• **WORK TO BE COMPLETED**
Repeat the data verbatim.

• **ENTRIES**
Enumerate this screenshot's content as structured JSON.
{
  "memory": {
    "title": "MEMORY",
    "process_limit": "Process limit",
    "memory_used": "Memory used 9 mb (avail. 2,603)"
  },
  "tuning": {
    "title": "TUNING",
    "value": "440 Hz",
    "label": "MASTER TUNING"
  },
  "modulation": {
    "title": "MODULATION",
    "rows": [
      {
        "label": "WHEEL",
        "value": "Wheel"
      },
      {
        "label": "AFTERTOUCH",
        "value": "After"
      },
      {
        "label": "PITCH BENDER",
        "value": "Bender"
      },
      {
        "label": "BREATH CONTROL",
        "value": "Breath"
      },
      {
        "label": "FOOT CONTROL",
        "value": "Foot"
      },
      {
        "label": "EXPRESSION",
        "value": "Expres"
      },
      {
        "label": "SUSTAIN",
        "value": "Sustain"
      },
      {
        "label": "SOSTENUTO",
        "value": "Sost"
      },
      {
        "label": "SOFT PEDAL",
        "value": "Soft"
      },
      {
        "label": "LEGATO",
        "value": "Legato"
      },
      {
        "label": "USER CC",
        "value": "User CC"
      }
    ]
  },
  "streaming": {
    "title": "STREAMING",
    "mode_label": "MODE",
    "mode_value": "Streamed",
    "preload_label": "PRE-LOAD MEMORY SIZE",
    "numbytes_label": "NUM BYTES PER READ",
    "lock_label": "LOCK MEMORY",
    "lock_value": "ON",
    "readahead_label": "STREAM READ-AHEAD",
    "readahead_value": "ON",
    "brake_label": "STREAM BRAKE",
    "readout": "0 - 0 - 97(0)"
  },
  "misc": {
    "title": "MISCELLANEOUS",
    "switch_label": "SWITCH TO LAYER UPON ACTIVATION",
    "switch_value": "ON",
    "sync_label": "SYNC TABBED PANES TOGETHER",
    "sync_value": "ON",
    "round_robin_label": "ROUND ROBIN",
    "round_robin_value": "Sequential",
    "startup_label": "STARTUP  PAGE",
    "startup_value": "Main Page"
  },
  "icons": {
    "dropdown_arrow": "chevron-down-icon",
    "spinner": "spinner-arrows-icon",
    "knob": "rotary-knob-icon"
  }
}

• **TASK RESULT**
Enumerate this screenshot's content as structured JSON.
{
  "memory": {
    "title": "MEMORY",
    "process_limit": "Process limit",
    "memory_used": "Memory used 9 mb (avail. 2,603)"
  },
  "tuning": {
    "title": "TUNING",
    "value": "440 Hz",
    "label": "MASTER TUNING"
  },
  "modulation": {
    "title": "MODULATION",
    "rows": [
      {
        "label": "WHEEL",
        "value": "Wheel"
      },
      {
        "label": "AFTERTOUCH",
        "value": "After"
      },
      {
        "label": "PITCH BENDER",
        "value": "Bender"
      },
      {
        "label": "BREATH CONTROL",
        "value": "Breath"
      },
      {
        "label": "FOOT CONTROL",
        "value": "Foot"
      },
      {
        "label": "EXPRESSION",
        "value": "Expres"
      },
      {
        "label": "SUSTAIN",
        "value": "Sustain"
      },
      {
        "label": "SOSTENUTO",
        "value": "Sost"
      },
      {
        "label": "SOFT PEDAL",
        "value": "Soft"
      },
      {
        "label": "LEGATO",
        "value": "Legato"
      },
      {
        "label": "USER CC",
        "value": "User CC"
      }
    ]
  },
  "streaming": {
    "title": "STREAMING",
    "mode_label": "MODE",
    "mode_value": "Streamed",
    "preload_label": "PRE-LOAD MEMORY SIZE",
    "numbytes_label": "NUM BYTES PER READ",
    "lock_label": "LOCK MEMORY",
    "lock_value": "ON",
    "readahead_label": "STREAM READ-AHEAD",
    "readahead_value": "ON",
    "brake_label": "STREAM BRAKE",
    "readout": "0 - 0 - 97(0)"
  },
  "misc": {
    "title": "MISCELLANEOUS",
    "switch_label": "SWITCH TO LAYER UPON ACTIVATION",
    "switch_value": "ON",
    "sync_label": "SYNC TABBED PANES TOGETHER",
    "sync_value": "ON",
    "round_robin_label": "ROUND ROBIN",
    "round_robin_value": "Sequential",
    "startup_label": "STARTUP  PAGE",
    "startup_value": "Main Page"
  },
  "icons": {
    "dropdown_arrow": "chevron-down-icon",
    "spinner": "spinner-arrows-icon",
    "knob": "rotary-knob-icon"
  }
}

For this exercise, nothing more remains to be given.